Exercise brief.
Quote the whole listing word for word, please.

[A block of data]
···

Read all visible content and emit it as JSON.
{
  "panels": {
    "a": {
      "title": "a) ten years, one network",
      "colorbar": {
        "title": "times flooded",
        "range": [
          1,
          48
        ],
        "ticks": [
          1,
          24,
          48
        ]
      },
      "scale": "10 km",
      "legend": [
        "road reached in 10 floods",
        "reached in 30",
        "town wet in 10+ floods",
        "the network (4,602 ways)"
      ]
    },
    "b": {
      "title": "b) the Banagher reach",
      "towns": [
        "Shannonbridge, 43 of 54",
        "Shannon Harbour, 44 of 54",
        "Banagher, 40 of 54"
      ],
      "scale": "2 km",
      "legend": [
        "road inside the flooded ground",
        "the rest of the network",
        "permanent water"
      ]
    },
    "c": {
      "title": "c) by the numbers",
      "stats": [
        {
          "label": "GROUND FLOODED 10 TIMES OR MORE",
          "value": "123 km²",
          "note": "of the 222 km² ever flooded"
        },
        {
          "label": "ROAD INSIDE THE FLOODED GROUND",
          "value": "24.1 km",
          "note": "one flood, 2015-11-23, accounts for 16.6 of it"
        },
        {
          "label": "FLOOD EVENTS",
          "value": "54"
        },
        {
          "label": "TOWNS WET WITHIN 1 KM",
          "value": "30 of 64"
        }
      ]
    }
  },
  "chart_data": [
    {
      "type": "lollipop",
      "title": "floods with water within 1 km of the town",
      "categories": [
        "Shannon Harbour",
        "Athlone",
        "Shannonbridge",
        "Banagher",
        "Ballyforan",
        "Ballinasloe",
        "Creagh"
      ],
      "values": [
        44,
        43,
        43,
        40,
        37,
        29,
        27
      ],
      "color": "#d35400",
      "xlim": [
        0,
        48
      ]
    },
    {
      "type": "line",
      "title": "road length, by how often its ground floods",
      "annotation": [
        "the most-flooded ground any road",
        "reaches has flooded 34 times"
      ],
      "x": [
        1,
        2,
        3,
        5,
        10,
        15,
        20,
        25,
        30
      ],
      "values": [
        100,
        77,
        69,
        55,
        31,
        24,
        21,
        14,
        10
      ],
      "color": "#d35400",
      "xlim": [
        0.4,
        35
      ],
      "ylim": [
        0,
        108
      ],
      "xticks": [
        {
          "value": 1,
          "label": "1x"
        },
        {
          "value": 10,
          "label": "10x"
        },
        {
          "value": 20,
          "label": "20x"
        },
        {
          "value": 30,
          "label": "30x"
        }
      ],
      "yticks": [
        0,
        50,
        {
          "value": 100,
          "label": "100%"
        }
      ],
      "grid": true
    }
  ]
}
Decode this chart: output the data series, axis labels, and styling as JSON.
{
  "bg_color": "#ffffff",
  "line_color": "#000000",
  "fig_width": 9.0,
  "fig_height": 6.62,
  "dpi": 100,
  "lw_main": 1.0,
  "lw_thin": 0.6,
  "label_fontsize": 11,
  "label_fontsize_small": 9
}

···

Written solution.
Read all visible content and emit it as JSON.
{
  "panels": {
    "a": {
      "title": "a) ten years, one network",
      "colorbar": {
        "title": "times flooded",
        "range": [
          1,
          48
        ],
        "ticks": [
          1,
          24,
          48
        ]
      },
      "scale": "10 km",
      "legend": [
        "road reached in 10 floods",
        "reached in 30",
        "town wet in 10+ floods",
        "the network (4,602 ways)"
      ]
    },
    "b": {
      "title": "b) the Banagher reach",
      "towns": [
        "Shannonbridge, 43 of 54",
        "Shannon Harbour, 44 of 54",
        "Banagher, 40 of 54"
      ],
      "scale": "2 km",
      "legend": [
        "road inside the flooded ground",
        "the rest of the network",
        "permanent water"
      ]
    },
    "c": {
      "title": "c) by the numbers",
      "stats": [
        {
          "label": "GROUND FLOODED 10 TIMES OR MORE",
          "value": "123 km²",
          "note": "of the 222 km² ever flooded"
        },
        {
          "label": "ROAD INSIDE THE FLOODED GROUND",
          "value": "24.1 km",
          "note": "one flood, 2015-11-23, accounts for 16.6 of it"
        },
        {
          "label": "FLOOD EVENTS",
          "value": "54"
        },
        {
          "label": "TOWNS WET WITHIN 1 KM",
          "value": "30 of 64"
        }
      ]
    }
  },
  "chart_data": [
    {
      "type": "lollipop",
      "title": "floods with water within 1 km of the town",
      "categories": [
        "Shannon Harbour",
        "Athlone",
        "Shannonbridge",
        "Banagher",
        "Ballyforan",
        "Ballinasloe",
        "Creagh"
      ],
      "values": [
        44,
        43,
        43,
        40,
        37,
        29,
        27
      ],
      "color": "#d35400",
      "xlim": [
        0,
        48
      ]
    },
    {
      "type": "line",
      "title": "road length, by how often its ground floods",
      "annotation": [
        "the most-flooded ground any road",
        "reaches has flooded 34 times"
      ],
      "x": [
        1,
        2,
        3,
        5,
        10,
        15,
        20,
        25,
        30
      ],
      "values": [
        100,
        77,
        69,
        55,
        31,
        24,
        21,
        14,
        10
      ],
      "color": "#d35400",
      "xlim": [
        0.4,
        35
      ],
      "ylim": [
        0,
        108
      ],
      "xticks": [
        {
          "value": 1,
          "label": "1x"
        },
        {
          "value": 10,
          "label": "10x"
        },
        {
          "value": 20,
          "label": "20x"
        },
        {
          "value": 30,
          "label": "30x"
        }
      ],
      "yticks": [
        0,
        50,
        {
          "value": 100,
          "label": "100%"
        }
      ],
      "grid": true
    }
  ]
}
Decode this chart: output the data series, axis labels, and styling as JSON.
{
  "bg_color": "#ffffff",
  "line_color": "#000000",
  "fig_width": 9.0,
  "fig_height": 6.62,
  "dpi": 100,
  "lw_main": 1.0,
  "lw_thin": 0.6,
  "label_fontsize": 11,
  "label_fontsize_small": 9
}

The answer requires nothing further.